▶ [Required work]:
Substitute "dialpad" for "keypad" everywhere it occurs in these lines, and give them back otherwise unchanged.
* * * *
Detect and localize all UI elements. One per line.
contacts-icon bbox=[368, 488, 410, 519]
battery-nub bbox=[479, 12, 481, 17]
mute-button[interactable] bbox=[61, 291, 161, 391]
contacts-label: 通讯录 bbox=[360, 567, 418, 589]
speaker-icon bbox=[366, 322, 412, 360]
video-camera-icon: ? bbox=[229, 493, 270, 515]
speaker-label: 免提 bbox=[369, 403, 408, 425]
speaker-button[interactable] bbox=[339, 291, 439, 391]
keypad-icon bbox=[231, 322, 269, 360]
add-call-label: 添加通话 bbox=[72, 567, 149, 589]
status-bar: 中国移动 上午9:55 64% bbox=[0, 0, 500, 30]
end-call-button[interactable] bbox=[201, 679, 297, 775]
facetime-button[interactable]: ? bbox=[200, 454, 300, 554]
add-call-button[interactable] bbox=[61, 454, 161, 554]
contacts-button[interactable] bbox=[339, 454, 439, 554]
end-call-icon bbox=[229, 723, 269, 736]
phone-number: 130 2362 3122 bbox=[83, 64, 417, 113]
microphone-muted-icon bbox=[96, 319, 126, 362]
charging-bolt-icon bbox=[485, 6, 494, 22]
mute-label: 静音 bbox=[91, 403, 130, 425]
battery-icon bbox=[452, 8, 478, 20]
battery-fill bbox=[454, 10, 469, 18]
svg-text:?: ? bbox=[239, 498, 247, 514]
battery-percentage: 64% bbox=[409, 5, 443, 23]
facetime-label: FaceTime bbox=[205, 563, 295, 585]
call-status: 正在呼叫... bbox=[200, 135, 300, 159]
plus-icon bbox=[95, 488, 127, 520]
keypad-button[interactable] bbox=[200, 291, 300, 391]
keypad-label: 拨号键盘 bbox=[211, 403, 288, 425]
* * * *
▶ [Full answer]:
Detect and localize all UI elements. One per line.
contacts-icon bbox=[368, 488, 410, 519]
battery-nub bbox=[479, 12, 481, 17]
mute-button[interactable] bbox=[61, 291, 161, 391]
contacts-label: 通讯录 bbox=[360, 567, 418, 589]
speaker-icon bbox=[366, 322, 412, 360]
video-camera-icon: ? bbox=[229, 493, 270, 515]
speaker-label: 免提 bbox=[369, 403, 408, 425]
speaker-button[interactable] bbox=[339, 291, 439, 391]
dialpad-icon bbox=[231, 322, 269, 360]
add-call-label: 添加通话 bbox=[72, 567, 149, 589]
status-bar: 中国移动 上午9:55 64% bbox=[0, 0, 500, 30]
end-call-button[interactable] bbox=[201, 679, 297, 775]
facetime-button[interactable]: ? bbox=[200, 454, 300, 554]
add-call-button[interactable] bbox=[61, 454, 161, 554]
contacts-button[interactable] bbox=[339, 454, 439, 554]
end-call-icon bbox=[229, 723, 269, 736]
phone-number: 130 2362 3122 bbox=[83, 64, 417, 113]
microphone-muted-icon bbox=[96, 319, 126, 362]
charging-bolt-icon bbox=[485, 6, 494, 22]
mute-label: 静音 bbox=[91, 403, 130, 425]
battery-icon bbox=[452, 8, 478, 20]
battery-fill bbox=[454, 10, 469, 18]
svg-text:?: ? bbox=[239, 498, 247, 514]
battery-percentage: 64% bbox=[409, 5, 443, 23]
facetime-label: FaceTime bbox=[205, 563, 295, 585]
call-status: 正在呼叫... bbox=[200, 135, 300, 159]
plus-icon bbox=[95, 488, 127, 520]
dialpad-button[interactable] bbox=[200, 291, 300, 391]
dialpad-label: 拨号键盘 bbox=[211, 403, 288, 425]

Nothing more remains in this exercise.